### Supplied material
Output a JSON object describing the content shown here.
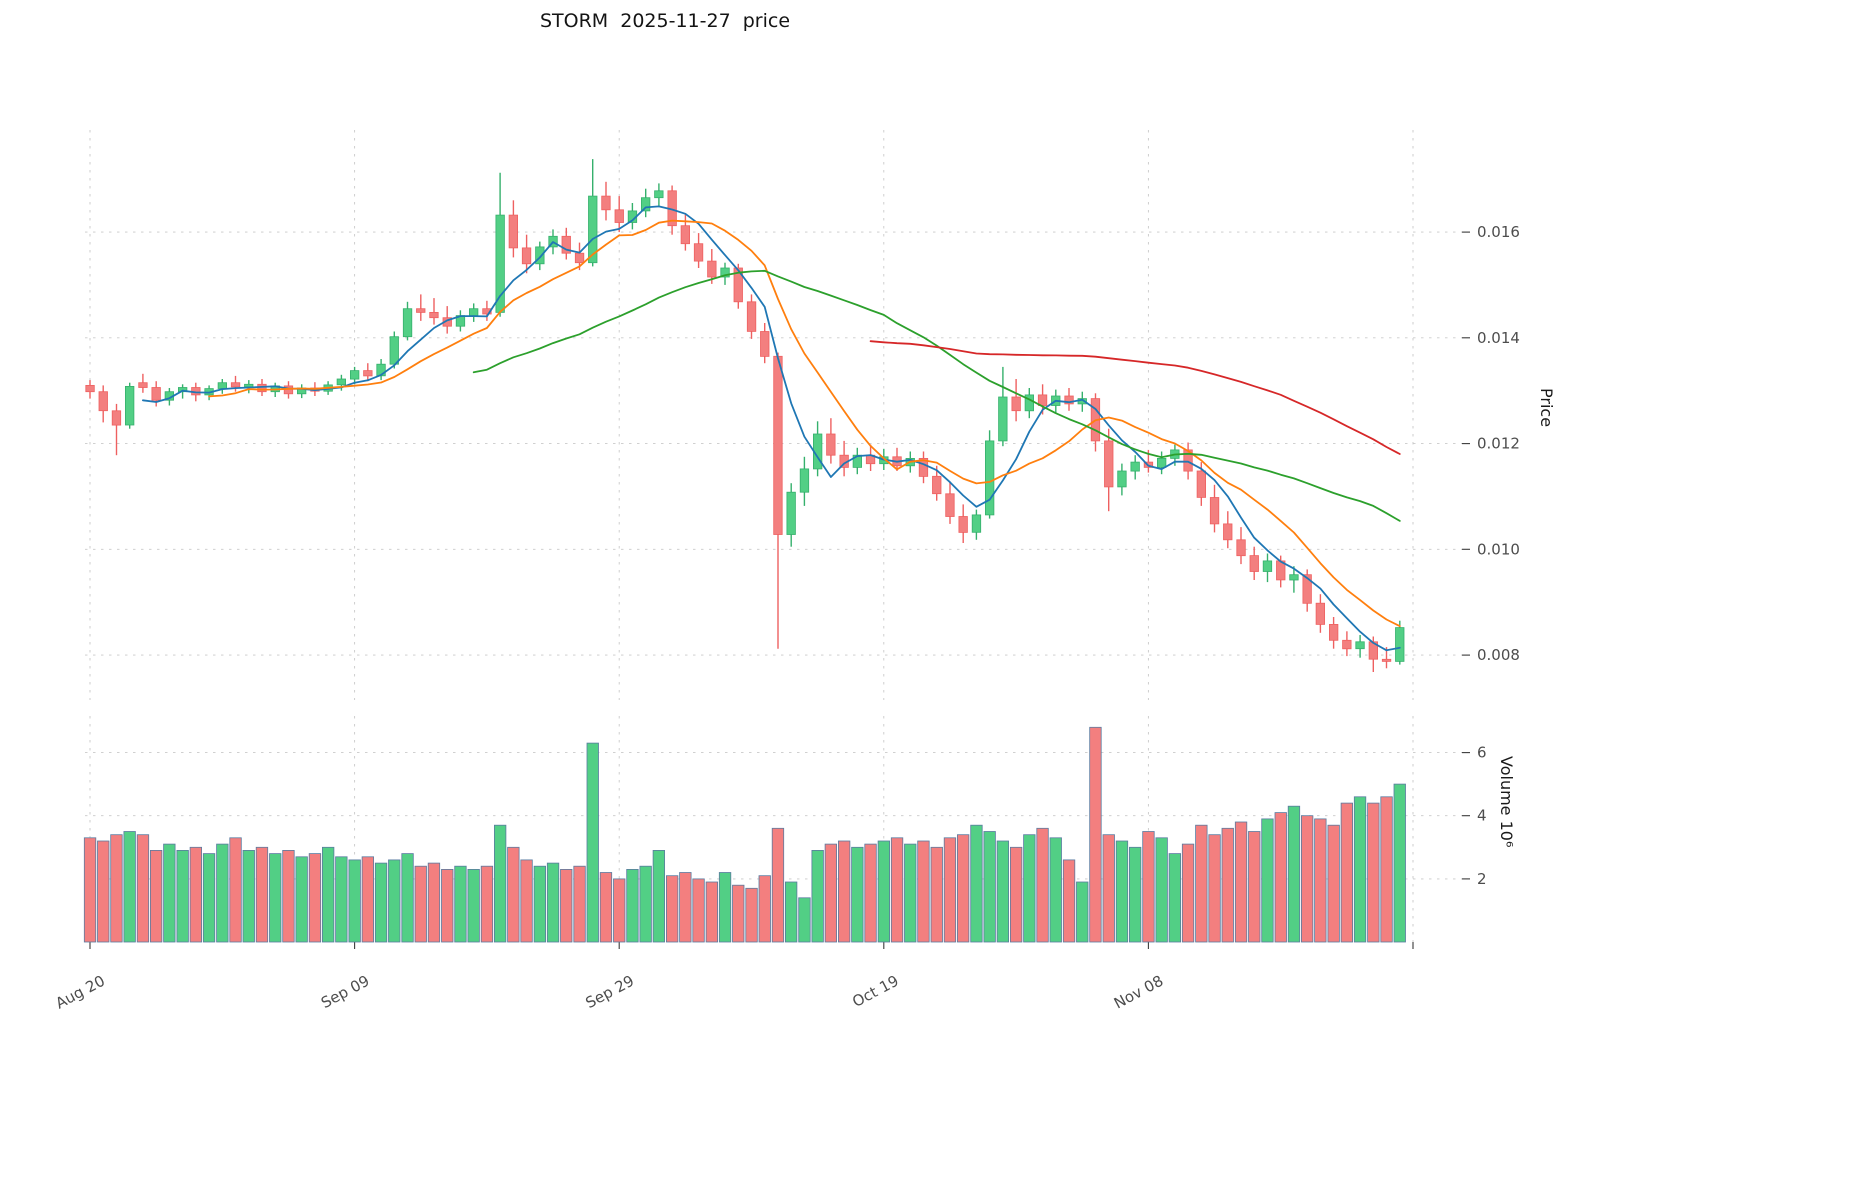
{
  "title": "STORM  2025-11-27  price",
  "axes": {
    "price_label": "Price",
    "volume_label": "Volume 10⁶",
    "price_ticks": [
      {
        "v": 0.008,
        "label": "0.008"
      },
      {
        "v": 0.01,
        "label": "0.010"
      },
      {
        "v": 0.012,
        "label": "0.012"
      },
      {
        "v": 0.014,
        "label": "0.014"
      },
      {
        "v": 0.016,
        "label": "0.016"
      }
    ],
    "volume_ticks": [
      {
        "v": 2,
        "label": "2"
      },
      {
        "v": 4,
        "label": "4"
      },
      {
        "v": 6,
        "label": "6"
      }
    ],
    "x_ticks": [
      {
        "i": 0,
        "label": "Aug 20"
      },
      {
        "i": 20,
        "label": "Sep 09"
      },
      {
        "i": 40,
        "label": "Sep 29"
      },
      {
        "i": 60,
        "label": "Oct 19"
      },
      {
        "i": 80,
        "label": "Nov 08"
      },
      {
        "i": 100,
        "label": ""
      }
    ]
  },
  "colors": {
    "up": "#52cf85",
    "down": "#f37f7f",
    "up_wick": "#35b06c",
    "down_wick": "#ee6060",
    "volume_edge": "#5a7ba0",
    "grid": "#c9c9c9"
  },
  "chart_data": {
    "type": "candlestick",
    "symbol": "STORM",
    "as_of": "2025-11-27",
    "grid": true,
    "price_ylim": [
      0.00715,
      0.01793
    ],
    "volume_ylim": [
      0,
      7.0
    ],
    "ohlc": [
      [
        0.0131,
        0.0132,
        0.01285,
        0.01298
      ],
      [
        0.01298,
        0.0131,
        0.0124,
        0.01262
      ],
      [
        0.01262,
        0.01275,
        0.01178,
        0.01235
      ],
      [
        0.01235,
        0.01315,
        0.01228,
        0.01308
      ],
      [
        0.01315,
        0.01332,
        0.01296,
        0.01306
      ],
      [
        0.01306,
        0.01318,
        0.0127,
        0.01282
      ],
      [
        0.01282,
        0.01305,
        0.01272,
        0.01298
      ],
      [
        0.01298,
        0.01312,
        0.01285,
        0.01306
      ],
      [
        0.01306,
        0.01315,
        0.0128,
        0.01292
      ],
      [
        0.01292,
        0.0131,
        0.01282,
        0.01304
      ],
      [
        0.01304,
        0.01322,
        0.01294,
        0.01315
      ],
      [
        0.01315,
        0.01328,
        0.01298,
        0.01307
      ],
      [
        0.01307,
        0.0132,
        0.01295,
        0.01312
      ],
      [
        0.01312,
        0.01322,
        0.0129,
        0.01298
      ],
      [
        0.01298,
        0.01315,
        0.01288,
        0.01309
      ],
      [
        0.01309,
        0.01318,
        0.01285,
        0.01294
      ],
      [
        0.01294,
        0.01312,
        0.01286,
        0.01305
      ],
      [
        0.01305,
        0.01316,
        0.0129,
        0.01299
      ],
      [
        0.01299,
        0.01318,
        0.01292,
        0.01311
      ],
      [
        0.01311,
        0.0133,
        0.013,
        0.01322
      ],
      [
        0.01322,
        0.01345,
        0.01312,
        0.01338
      ],
      [
        0.01338,
        0.01352,
        0.01318,
        0.01328
      ],
      [
        0.01328,
        0.0136,
        0.0132,
        0.0135
      ],
      [
        0.0135,
        0.01412,
        0.01342,
        0.01402
      ],
      [
        0.01402,
        0.01468,
        0.01395,
        0.01455
      ],
      [
        0.01455,
        0.01482,
        0.01432,
        0.01448
      ],
      [
        0.01448,
        0.01475,
        0.01425,
        0.01438
      ],
      [
        0.01438,
        0.0146,
        0.01408,
        0.01422
      ],
      [
        0.01422,
        0.01452,
        0.01412,
        0.01442
      ],
      [
        0.01442,
        0.01465,
        0.0143,
        0.01455
      ],
      [
        0.01455,
        0.0147,
        0.01432,
        0.01445
      ],
      [
        0.01448,
        0.01712,
        0.0144,
        0.01632
      ],
      [
        0.01632,
        0.0166,
        0.01552,
        0.0157
      ],
      [
        0.0157,
        0.01595,
        0.01522,
        0.0154
      ],
      [
        0.0154,
        0.01582,
        0.01528,
        0.01572
      ],
      [
        0.01572,
        0.01605,
        0.01558,
        0.01592
      ],
      [
        0.01592,
        0.01608,
        0.01548,
        0.0156
      ],
      [
        0.0156,
        0.0158,
        0.01528,
        0.01542
      ],
      [
        0.01542,
        0.01738,
        0.01535,
        0.01668
      ],
      [
        0.01668,
        0.01695,
        0.01622,
        0.01642
      ],
      [
        0.01642,
        0.01668,
        0.016,
        0.01618
      ],
      [
        0.01618,
        0.01655,
        0.01605,
        0.0164
      ],
      [
        0.0164,
        0.01682,
        0.01628,
        0.01665
      ],
      [
        0.01665,
        0.01692,
        0.01648,
        0.01678
      ],
      [
        0.01678,
        0.01688,
        0.01595,
        0.01612
      ],
      [
        0.01612,
        0.01635,
        0.01565,
        0.01578
      ],
      [
        0.01578,
        0.01598,
        0.01532,
        0.01545
      ],
      [
        0.01545,
        0.01568,
        0.01502,
        0.01515
      ],
      [
        0.01515,
        0.01542,
        0.015,
        0.01532
      ],
      [
        0.01532,
        0.0154,
        0.01455,
        0.01468
      ],
      [
        0.01468,
        0.01482,
        0.01398,
        0.01412
      ],
      [
        0.01412,
        0.01428,
        0.01352,
        0.01365
      ],
      [
        0.01365,
        0.01372,
        0.00812,
        0.01028
      ],
      [
        0.01028,
        0.01125,
        0.01005,
        0.01108
      ],
      [
        0.01108,
        0.01175,
        0.01082,
        0.01152
      ],
      [
        0.01152,
        0.01242,
        0.01138,
        0.01218
      ],
      [
        0.01218,
        0.01248,
        0.01162,
        0.01178
      ],
      [
        0.01178,
        0.01205,
        0.01138,
        0.01155
      ],
      [
        0.01155,
        0.01192,
        0.01142,
        0.01178
      ],
      [
        0.01178,
        0.01198,
        0.01148,
        0.01162
      ],
      [
        0.01162,
        0.0119,
        0.0115,
        0.01175
      ],
      [
        0.01175,
        0.01192,
        0.01148,
        0.01158
      ],
      [
        0.01158,
        0.01185,
        0.01145,
        0.01172
      ],
      [
        0.01172,
        0.01185,
        0.01125,
        0.01138
      ],
      [
        0.01138,
        0.01158,
        0.01092,
        0.01105
      ],
      [
        0.01105,
        0.01128,
        0.01048,
        0.01062
      ],
      [
        0.01062,
        0.01085,
        0.01012,
        0.01032
      ],
      [
        0.01032,
        0.01075,
        0.01018,
        0.01065
      ],
      [
        0.01065,
        0.01225,
        0.01058,
        0.01205
      ],
      [
        0.01205,
        0.01345,
        0.01195,
        0.01288
      ],
      [
        0.01288,
        0.01322,
        0.01242,
        0.01262
      ],
      [
        0.01262,
        0.01305,
        0.01248,
        0.01292
      ],
      [
        0.01292,
        0.01312,
        0.01255,
        0.01272
      ],
      [
        0.01272,
        0.01302,
        0.01258,
        0.0129
      ],
      [
        0.0129,
        0.01305,
        0.01262,
        0.01275
      ],
      [
        0.01275,
        0.01298,
        0.0126,
        0.01285
      ],
      [
        0.01285,
        0.01295,
        0.01185,
        0.01205
      ],
      [
        0.01205,
        0.01228,
        0.01072,
        0.01118
      ],
      [
        0.01118,
        0.01162,
        0.01102,
        0.01148
      ],
      [
        0.01148,
        0.01178,
        0.01132,
        0.01165
      ],
      [
        0.01165,
        0.01188,
        0.01145,
        0.01155
      ],
      [
        0.01155,
        0.01185,
        0.01142,
        0.01172
      ],
      [
        0.01172,
        0.01198,
        0.01158,
        0.01188
      ],
      [
        0.01188,
        0.01202,
        0.01132,
        0.01148
      ],
      [
        0.01148,
        0.01165,
        0.01082,
        0.01098
      ],
      [
        0.01098,
        0.01122,
        0.01032,
        0.01048
      ],
      [
        0.01048,
        0.01072,
        0.01002,
        0.01018
      ],
      [
        0.01018,
        0.01042,
        0.00972,
        0.00988
      ],
      [
        0.00988,
        0.01005,
        0.00942,
        0.00958
      ],
      [
        0.00958,
        0.00992,
        0.00938,
        0.00978
      ],
      [
        0.00978,
        0.00988,
        0.00928,
        0.00942
      ],
      [
        0.00942,
        0.00968,
        0.00918,
        0.00952
      ],
      [
        0.00952,
        0.00962,
        0.00882,
        0.00898
      ],
      [
        0.00898,
        0.00915,
        0.00842,
        0.00858
      ],
      [
        0.00858,
        0.00872,
        0.00812,
        0.00828
      ],
      [
        0.00828,
        0.00845,
        0.00798,
        0.00812
      ],
      [
        0.00812,
        0.00838,
        0.00795,
        0.00825
      ],
      [
        0.00825,
        0.00835,
        0.00768,
        0.00792
      ],
      [
        0.00792,
        0.00815,
        0.00775,
        0.00788
      ],
      [
        0.00788,
        0.00865,
        0.00782,
        0.00852
      ]
    ],
    "volume_millions": [
      3.3,
      3.2,
      3.4,
      3.5,
      3.4,
      2.9,
      3.1,
      2.9,
      3.0,
      2.8,
      3.1,
      3.3,
      2.9,
      3.0,
      2.8,
      2.9,
      2.7,
      2.8,
      3.0,
      2.7,
      2.6,
      2.7,
      2.5,
      2.6,
      2.8,
      2.4,
      2.5,
      2.3,
      2.4,
      2.3,
      2.4,
      3.7,
      3.0,
      2.6,
      2.4,
      2.5,
      2.3,
      2.4,
      6.3,
      2.2,
      2.0,
      2.3,
      2.4,
      2.9,
      2.1,
      2.2,
      2.0,
      1.9,
      2.2,
      1.8,
      1.7,
      2.1,
      3.6,
      1.9,
      1.4,
      2.9,
      3.1,
      3.2,
      3.0,
      3.1,
      3.2,
      3.3,
      3.1,
      3.2,
      3.0,
      3.3,
      3.4,
      3.7,
      3.5,
      3.2,
      3.0,
      3.4,
      3.6,
      3.3,
      2.6,
      1.9,
      6.8,
      3.4,
      3.2,
      3.0,
      3.5,
      3.3,
      2.8,
      3.1,
      3.7,
      3.4,
      3.6,
      3.8,
      3.5,
      3.9,
      4.1,
      4.3,
      4.0,
      3.9,
      3.7,
      4.4,
      4.6,
      4.4,
      4.6,
      5.0
    ],
    "moving_averages": [
      {
        "name": "ma5",
        "period": 5,
        "color": "#1f77b4"
      },
      {
        "name": "ma10",
        "period": 10,
        "color": "#ff7f0e"
      },
      {
        "name": "ma30",
        "period": 30,
        "color": "#2ca02c"
      },
      {
        "name": "ma60",
        "period": 60,
        "color": "#d62728"
      }
    ]
  }
}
######
■ **What this task involves**
List all lines from the entries that include the word "STORM".

■ **Result below**
  "title": "STORM  2025-11-27  price",
    "symbol": "STORM",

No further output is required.